--- Instructions to follow ---
The records below must be output exactly, without pictures.

_ _ _ _ _ _ _

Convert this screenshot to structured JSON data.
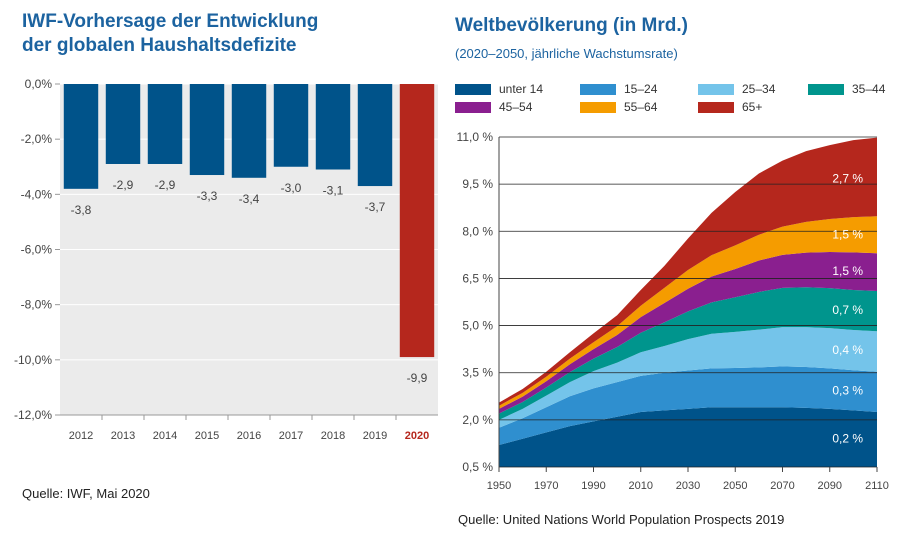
{
  "left": {
    "title_line1": "IWF-Vorhersage der Entwicklung",
    "title_line2": "der globalen Haushaltsdefizite",
    "source": "Quelle: IWF, Mai 2020"
  },
  "right": {
    "title": "Weltbevölkerung (in Mrd.)",
    "subtitle": "(2020–2050, jährliche Wachstumsrate)",
    "source": "Quelle: United Nations World Population Prospects 2019"
  },
  "colors": {
    "bar": "#00538a",
    "highlight": "#b5271d",
    "plot_bg": "#ebebeb",
    "title": "#1c63a0"
  },
  "chart_data": [
    {
      "type": "bar",
      "title": "IWF-Vorhersage der Entwicklung der globalen Haushaltsdefizite",
      "categories": [
        "2012",
        "2013",
        "2014",
        "2015",
        "2016",
        "2017",
        "2018",
        "2019",
        "2020"
      ],
      "values": [
        -3.8,
        -2.9,
        -2.9,
        -3.3,
        -3.4,
        -3.0,
        -3.1,
        -3.7,
        -9.9
      ],
      "value_labels": [
        "-3,8",
        "-2,9",
        "-2,9",
        "-3,3",
        "-3,4",
        "-3,0",
        "-3,1",
        "-3,7",
        "-9,9"
      ],
      "highlight_category": "2020",
      "ylim": [
        -12,
        0
      ],
      "yticks": [
        0,
        -2,
        -4,
        -6,
        -8,
        -10,
        -12
      ],
      "ytick_labels": [
        "0,0%",
        "-2,0%",
        "-4,0%",
        "-6,0%",
        "-8,0%",
        "-10,0%",
        "-12,0%"
      ],
      "grid": true
    },
    {
      "type": "area",
      "stacked": true,
      "title": "Weltbevölkerung (in Mrd.)",
      "subtitle": "(2020–2050, jährliche Wachstumsrate)",
      "x": [
        1950,
        1960,
        1970,
        1980,
        1990,
        2000,
        2010,
        2020,
        2030,
        2040,
        2050,
        2060,
        2070,
        2080,
        2090,
        2100,
        2110
      ],
      "series": [
        {
          "name": "unter 14",
          "color": "#00538a",
          "values": [
            0.7,
            0.9,
            1.1,
            1.3,
            1.45,
            1.6,
            1.75,
            1.8,
            1.85,
            1.9,
            1.9,
            1.9,
            1.9,
            1.88,
            1.85,
            1.8,
            1.75
          ]
        },
        {
          "name": "15–24",
          "color": "#2f8fcf",
          "values": [
            0.55,
            0.65,
            0.8,
            0.95,
            1.05,
            1.1,
            1.15,
            1.2,
            1.22,
            1.24,
            1.25,
            1.27,
            1.3,
            1.3,
            1.29,
            1.28,
            1.28
          ]
        },
        {
          "name": "25–34",
          "color": "#74c4ea",
          "values": [
            0.25,
            0.3,
            0.37,
            0.45,
            0.55,
            0.62,
            0.75,
            0.85,
            1.0,
            1.1,
            1.15,
            1.2,
            1.25,
            1.27,
            1.28,
            1.28,
            1.29
          ]
        },
        {
          "name": "35–44",
          "color": "#00958d",
          "values": [
            0.2,
            0.22,
            0.26,
            0.32,
            0.4,
            0.5,
            0.62,
            0.75,
            0.88,
            1.0,
            1.1,
            1.2,
            1.25,
            1.27,
            1.27,
            1.27,
            1.28
          ]
        },
        {
          "name": "45–54",
          "color": "#8a1f8f",
          "values": [
            0.15,
            0.17,
            0.2,
            0.25,
            0.3,
            0.38,
            0.5,
            0.62,
            0.72,
            0.82,
            0.9,
            1.0,
            1.05,
            1.1,
            1.15,
            1.2,
            1.2
          ]
        },
        {
          "name": "55–64",
          "color": "#f59c00",
          "values": [
            0.1,
            0.12,
            0.14,
            0.18,
            0.22,
            0.28,
            0.36,
            0.48,
            0.6,
            0.68,
            0.75,
            0.82,
            0.9,
            0.98,
            1.05,
            1.12,
            1.18
          ]
        },
        {
          "name": "65+",
          "color": "#b5271d",
          "values": [
            0.1,
            0.12,
            0.16,
            0.2,
            0.28,
            0.35,
            0.5,
            0.7,
            1.0,
            1.35,
            1.7,
            1.95,
            2.1,
            2.25,
            2.35,
            2.45,
            2.5
          ]
        }
      ],
      "growth_labels": [
        "0,2 %",
        "0,3 %",
        "0,4 %",
        "0,7 %",
        "1,5 %",
        "1,5 %",
        "2,7 %"
      ],
      "ylim": [
        0.5,
        11.0
      ],
      "yticks": [
        0.5,
        2.0,
        3.5,
        5.0,
        6.5,
        8.0,
        9.5,
        11.0
      ],
      "ytick_labels": [
        "0,5 %",
        "2,0 %",
        "3,5 %",
        "5,0 %",
        "6,5 %",
        "8,0 %",
        "9,5 %",
        "11,0 %"
      ],
      "xticks": [
        1950,
        1970,
        1990,
        2010,
        2030,
        2050,
        2070,
        2090,
        2110
      ],
      "xtick_labels": [
        "1950",
        "1970",
        "1990",
        "2010",
        "2030",
        "2050",
        "2070",
        "2090",
        "2110"
      ],
      "xlim": [
        1950,
        2110
      ],
      "legend": "top",
      "grid": true
    }
  ]
}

_ _ _ _ _ _ _

--- Solution to the exercise ---
Convert this screenshot to structured JSON data.
{
  "left": {
    "title_line1": "IWF-Vorhersage der Entwicklung",
    "title_line2": "der globalen Haushaltsdefizite",
    "source": "Quelle: IWF, Mai 2020"
  },
  "right": {
    "title": "Weltbevölkerung (in Mrd.)",
    "subtitle": "(2020–2050, jährliche Wachstumsrate)",
    "source": "Quelle: United Nations World Population Prospects 2019"
  },
  "colors": {
    "bar": "#00538a",
    "highlight": "#b5271d",
    "plot_bg": "#ebebeb",
    "title": "#1c63a0"
  },
  "chart_data": [
    {
      "type": "bar",
      "title": "IWF-Vorhersage der Entwicklung der globalen Haushaltsdefizite",
      "categories": [
        "2012",
        "2013",
        "2014",
        "2015",
        "2016",
        "2017",
        "2018",
        "2019",
        "2020"
      ],
      "values": [
        -3.8,
        -2.9,
        -2.9,
        -3.3,
        -3.4,
        -3.0,
        -3.1,
        -3.7,
        -9.9
      ],
      "value_labels": [
        "-3,8",
        "-2,9",
        "-2,9",
        "-3,3",
        "-3,4",
        "-3,0",
        "-3,1",
        "-3,7",
        "-9,9"
      ],
      "highlight_category": "2020",
      "ylim": [
        -12,
        0
      ],
      "yticks": [
        0,
        -2,
        -4,
        -6,
        -8,
        -10,
        -12
      ],
      "ytick_labels": [
        "0,0%",
        "-2,0%",
        "-4,0%",
        "-6,0%",
        "-8,0%",
        "-10,0%",
        "-12,0%"
      ],
      "grid": true
    },
    {
      "type": "area",
      "stacked": true,
      "title": "Weltbevölkerung (in Mrd.)",
      "subtitle": "(2020–2050, jährliche Wachstumsrate)",
      "x": [
        1950,
        1960,
        1970,
        1980,
        1990,
        2000,
        2010,
        2020,
        2030,
        2040,
        2050,
        2060,
        2070,
        2080,
        2090,
        2100,
        2110
      ],
      "series": [
        {
          "name": "unter 14",
          "color": "#00538a",
          "values": [
            0.7,
            0.9,
            1.1,
            1.3,
            1.45,
            1.6,
            1.75,
            1.8,
            1.85,
            1.9,
            1.9,
            1.9,
            1.9,
            1.88,
            1.85,
            1.8,
            1.75
          ]
        },
        {
          "name": "15–24",
          "color": "#2f8fcf",
          "values": [
            0.55,
            0.65,
            0.8,
            0.95,
            1.05,
            1.1,
            1.15,
            1.2,
            1.22,
            1.24,
            1.25,
            1.27,
            1.3,
            1.3,
            1.29,
            1.28,
            1.28
          ]
        },
        {
          "name": "25–34",
          "color": "#74c4ea",
          "values": [
            0.25,
            0.3,
            0.37,
            0.45,
            0.55,
            0.62,
            0.75,
            0.85,
            1.0,
            1.1,
            1.15,
            1.2,
            1.25,
            1.27,
            1.28,
            1.28,
            1.29
          ]
        },
        {
          "name": "35–44",
          "color": "#00958d",
          "values": [
            0.2,
            0.22,
            0.26,
            0.32,
            0.4,
            0.5,
            0.62,
            0.75,
            0.88,
            1.0,
            1.1,
            1.2,
            1.25,
            1.27,
            1.27,
            1.27,
            1.28
          ]
        },
        {
          "name": "45–54",
          "color": "#8a1f8f",
          "values": [
            0.15,
            0.17,
            0.2,
            0.25,
            0.3,
            0.38,
            0.5,
            0.62,
            0.72,
            0.82,
            0.9,
            1.0,
            1.05,
            1.1,
            1.15,
            1.2,
            1.2
          ]
        },
        {
          "name": "55–64",
          "color": "#f59c00",
          "values": [
            0.1,
            0.12,
            0.14,
            0.18,
            0.22,
            0.28,
            0.36,
            0.48,
            0.6,
            0.68,
            0.75,
            0.82,
            0.9,
            0.98,
            1.05,
            1.12,
            1.18
          ]
        },
        {
          "name": "65+",
          "color": "#b5271d",
          "values": [
            0.1,
            0.12,
            0.16,
            0.2,
            0.28,
            0.35,
            0.5,
            0.7,
            1.0,
            1.35,
            1.7,
            1.95,
            2.1,
            2.25,
            2.35,
            2.45,
            2.5
          ]
        }
      ],
      "growth_labels": [
        "0,2 %",
        "0,3 %",
        "0,4 %",
        "0,7 %",
        "1,5 %",
        "1,5 %",
        "2,7 %"
      ],
      "ylim": [
        0.5,
        11.0
      ],
      "yticks": [
        0.5,
        2.0,
        3.5,
        5.0,
        6.5,
        8.0,
        9.5,
        11.0
      ],
      "ytick_labels": [
        "0,5 %",
        "2,0 %",
        "3,5 %",
        "5,0 %",
        "6,5 %",
        "8,0 %",
        "9,5 %",
        "11,0 %"
      ],
      "xticks": [
        1950,
        1970,
        1990,
        2010,
        2030,
        2050,
        2070,
        2090,
        2110
      ],
      "xtick_labels": [
        "1950",
        "1970",
        "1990",
        "2010",
        "2030",
        "2050",
        "2070",
        "2090",
        "2110"
      ],
      "xlim": [
        1950,
        2110
      ],
      "legend": "top",
      "grid": true
    }
  ]
}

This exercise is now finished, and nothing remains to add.